======== Supplied records ========

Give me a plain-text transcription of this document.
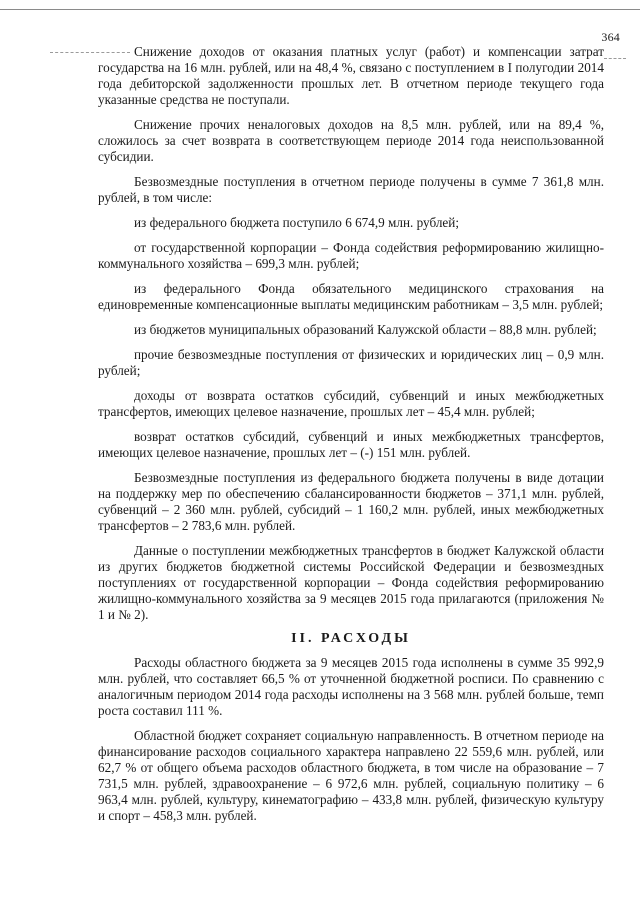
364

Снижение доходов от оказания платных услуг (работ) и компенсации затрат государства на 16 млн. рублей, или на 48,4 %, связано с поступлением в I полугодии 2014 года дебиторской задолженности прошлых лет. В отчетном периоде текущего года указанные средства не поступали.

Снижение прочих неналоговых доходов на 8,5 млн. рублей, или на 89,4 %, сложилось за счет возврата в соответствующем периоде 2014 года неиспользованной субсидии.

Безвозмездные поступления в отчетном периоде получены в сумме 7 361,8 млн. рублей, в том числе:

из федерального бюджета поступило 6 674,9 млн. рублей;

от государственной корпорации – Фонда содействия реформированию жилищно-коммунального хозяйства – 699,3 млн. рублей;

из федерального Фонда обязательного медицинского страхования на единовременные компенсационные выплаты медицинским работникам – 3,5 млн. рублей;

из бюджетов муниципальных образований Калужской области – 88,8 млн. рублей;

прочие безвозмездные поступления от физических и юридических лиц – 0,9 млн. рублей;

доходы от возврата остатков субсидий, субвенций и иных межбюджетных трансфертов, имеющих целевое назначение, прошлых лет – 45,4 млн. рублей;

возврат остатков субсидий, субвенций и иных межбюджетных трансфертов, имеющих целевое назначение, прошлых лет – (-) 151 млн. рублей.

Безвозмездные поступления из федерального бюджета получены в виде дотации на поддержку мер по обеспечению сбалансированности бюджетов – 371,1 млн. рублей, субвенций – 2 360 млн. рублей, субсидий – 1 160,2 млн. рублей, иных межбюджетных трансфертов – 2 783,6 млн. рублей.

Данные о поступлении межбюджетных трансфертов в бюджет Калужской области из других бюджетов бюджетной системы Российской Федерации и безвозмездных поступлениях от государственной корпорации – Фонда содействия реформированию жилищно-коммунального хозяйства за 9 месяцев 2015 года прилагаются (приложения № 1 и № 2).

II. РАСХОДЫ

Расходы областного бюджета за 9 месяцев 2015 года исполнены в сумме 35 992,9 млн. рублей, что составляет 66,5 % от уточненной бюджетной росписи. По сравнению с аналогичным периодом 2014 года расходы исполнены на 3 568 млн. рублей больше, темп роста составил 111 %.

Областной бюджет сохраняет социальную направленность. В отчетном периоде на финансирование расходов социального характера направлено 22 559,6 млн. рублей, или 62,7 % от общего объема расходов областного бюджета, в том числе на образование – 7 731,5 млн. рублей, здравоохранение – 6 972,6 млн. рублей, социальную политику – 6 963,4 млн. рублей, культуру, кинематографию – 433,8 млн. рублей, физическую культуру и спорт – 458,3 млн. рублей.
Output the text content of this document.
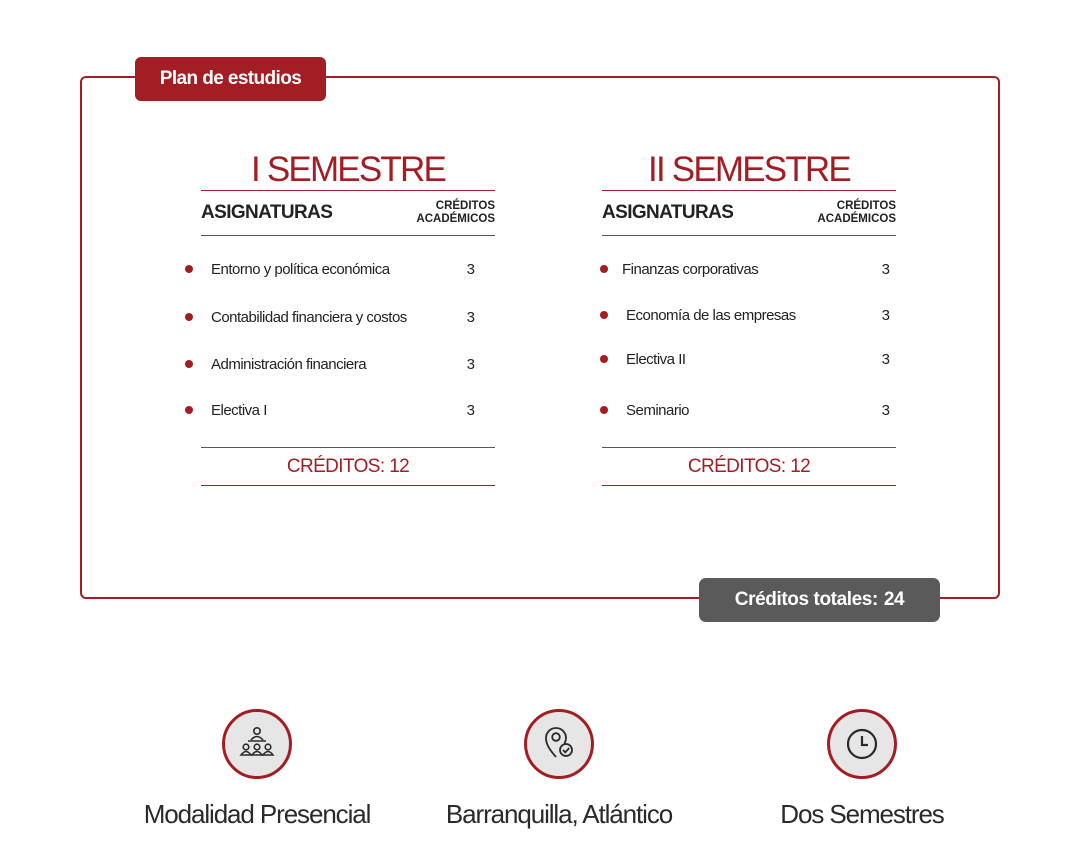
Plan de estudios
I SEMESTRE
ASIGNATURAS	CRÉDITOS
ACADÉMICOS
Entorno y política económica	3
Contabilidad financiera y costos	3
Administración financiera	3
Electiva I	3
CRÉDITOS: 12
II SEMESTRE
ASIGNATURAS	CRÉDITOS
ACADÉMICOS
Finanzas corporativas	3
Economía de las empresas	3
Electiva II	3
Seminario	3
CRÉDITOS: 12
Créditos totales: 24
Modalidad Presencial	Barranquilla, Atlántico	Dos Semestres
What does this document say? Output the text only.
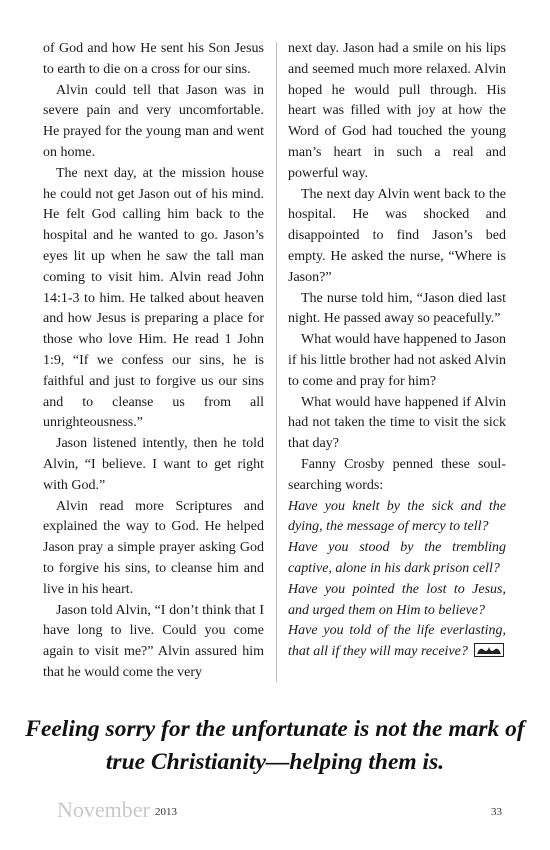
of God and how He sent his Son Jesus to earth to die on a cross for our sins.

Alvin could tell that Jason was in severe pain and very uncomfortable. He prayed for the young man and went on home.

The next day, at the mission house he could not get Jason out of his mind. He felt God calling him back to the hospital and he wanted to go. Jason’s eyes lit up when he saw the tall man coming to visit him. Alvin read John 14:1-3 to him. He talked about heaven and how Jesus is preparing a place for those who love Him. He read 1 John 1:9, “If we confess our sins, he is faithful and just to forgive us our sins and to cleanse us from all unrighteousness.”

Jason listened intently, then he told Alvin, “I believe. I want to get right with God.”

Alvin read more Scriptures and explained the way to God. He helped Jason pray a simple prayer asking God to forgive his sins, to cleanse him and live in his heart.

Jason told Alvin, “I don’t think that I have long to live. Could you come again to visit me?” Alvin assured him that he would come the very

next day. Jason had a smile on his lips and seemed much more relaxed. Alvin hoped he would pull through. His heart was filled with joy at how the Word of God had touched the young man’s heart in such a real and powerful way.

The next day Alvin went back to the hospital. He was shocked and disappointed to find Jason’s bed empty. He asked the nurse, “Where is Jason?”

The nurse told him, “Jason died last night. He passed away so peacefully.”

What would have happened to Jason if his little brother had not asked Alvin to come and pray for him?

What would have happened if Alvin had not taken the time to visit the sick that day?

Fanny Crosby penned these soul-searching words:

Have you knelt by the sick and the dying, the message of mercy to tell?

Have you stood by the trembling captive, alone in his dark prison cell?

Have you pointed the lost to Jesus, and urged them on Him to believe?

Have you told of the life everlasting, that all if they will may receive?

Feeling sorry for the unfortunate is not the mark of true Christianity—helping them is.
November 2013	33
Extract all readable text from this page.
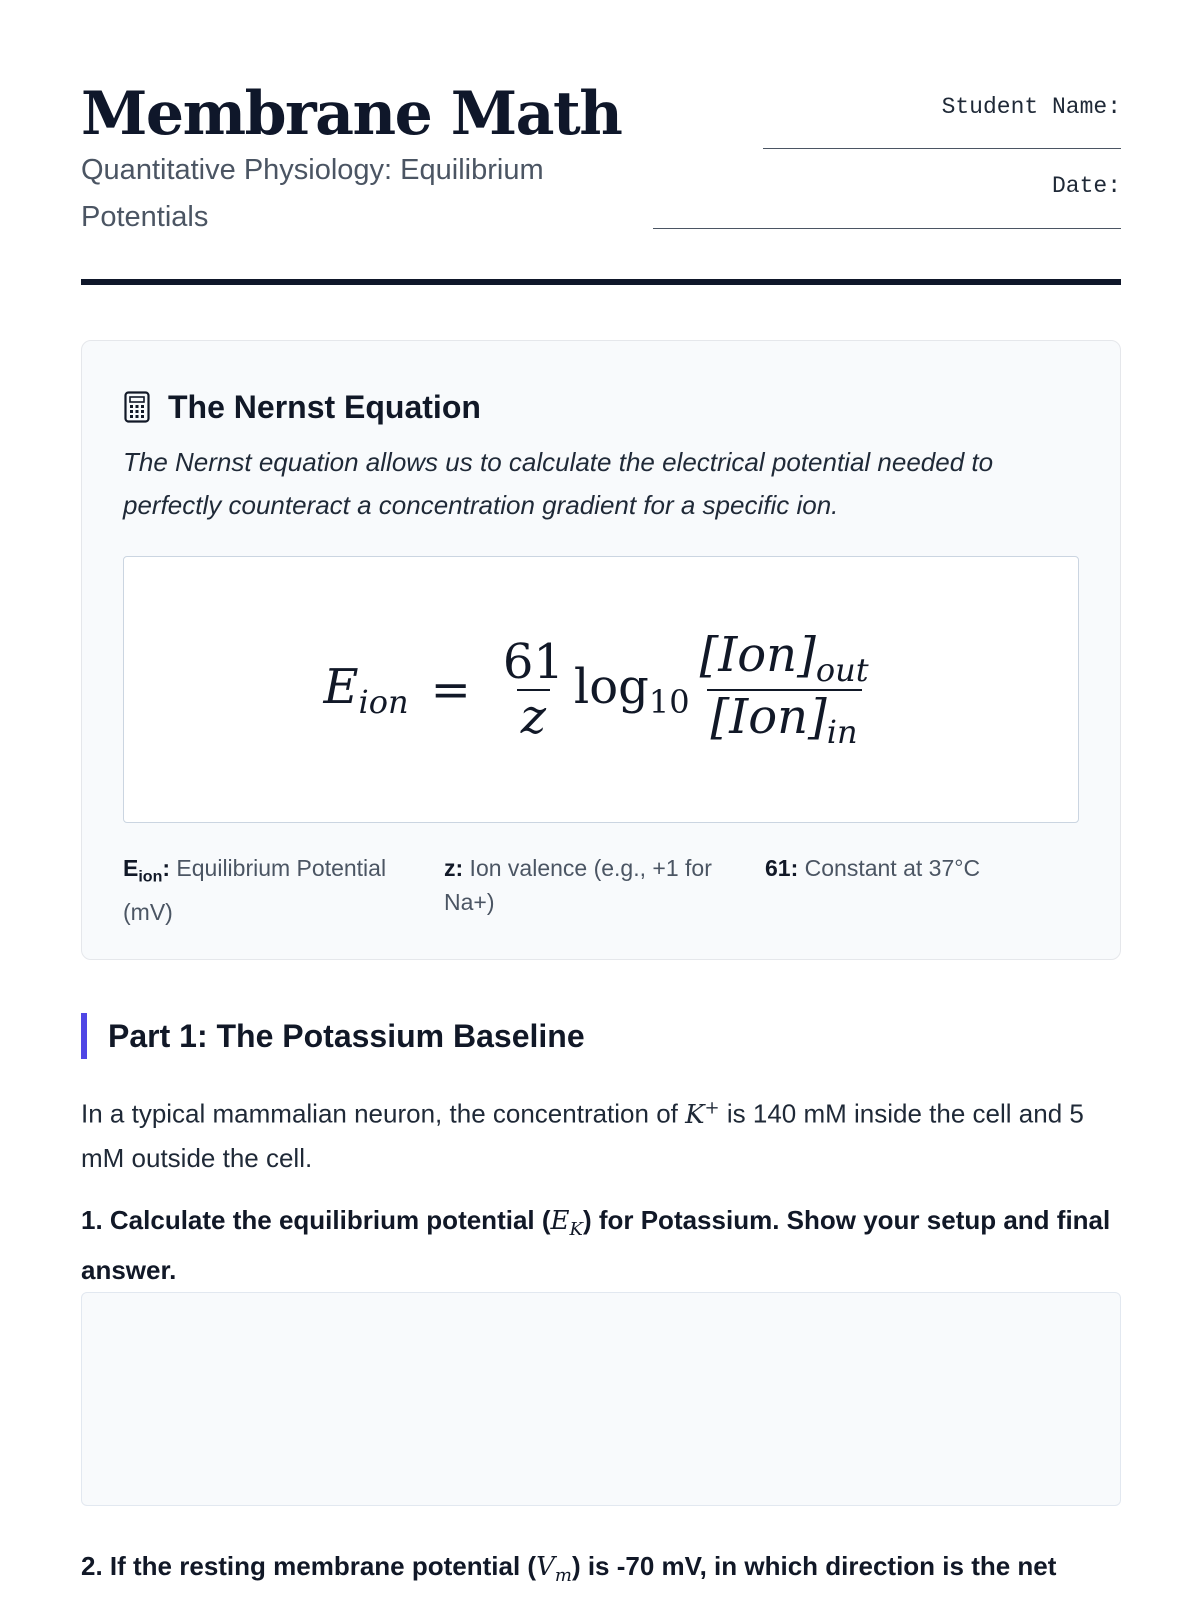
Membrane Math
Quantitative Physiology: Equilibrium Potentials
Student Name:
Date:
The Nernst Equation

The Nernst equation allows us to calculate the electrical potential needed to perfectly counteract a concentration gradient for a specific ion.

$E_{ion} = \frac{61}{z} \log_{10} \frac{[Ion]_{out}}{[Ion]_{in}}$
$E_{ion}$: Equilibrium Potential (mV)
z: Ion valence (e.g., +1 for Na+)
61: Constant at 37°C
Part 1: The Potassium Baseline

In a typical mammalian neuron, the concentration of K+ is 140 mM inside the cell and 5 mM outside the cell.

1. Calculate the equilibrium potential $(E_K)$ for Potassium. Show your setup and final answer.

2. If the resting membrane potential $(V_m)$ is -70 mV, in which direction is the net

========

Find the lines that include the string "forgive", then copy each of them.

The next day, at the mission house he could not get Jason out of his mind. He felt God calling him back to the hospital and he wanted to go. Jason’s eyes lit up when he saw the tall man coming to visit him. Alvin read John 14:1-3 to him. He talked about heaven and how Jesus is preparing a place for those who love Him. He read 1 John 1:9, “If we confess our sins, he is faithful and just to forgive us our sins and to cleanse us from all unrighteousness.”
Alvin read more Scriptures and explained the way to God. He helped Jason pray a simple prayer asking God to forgive his sins, to cleanse him and live in his heart.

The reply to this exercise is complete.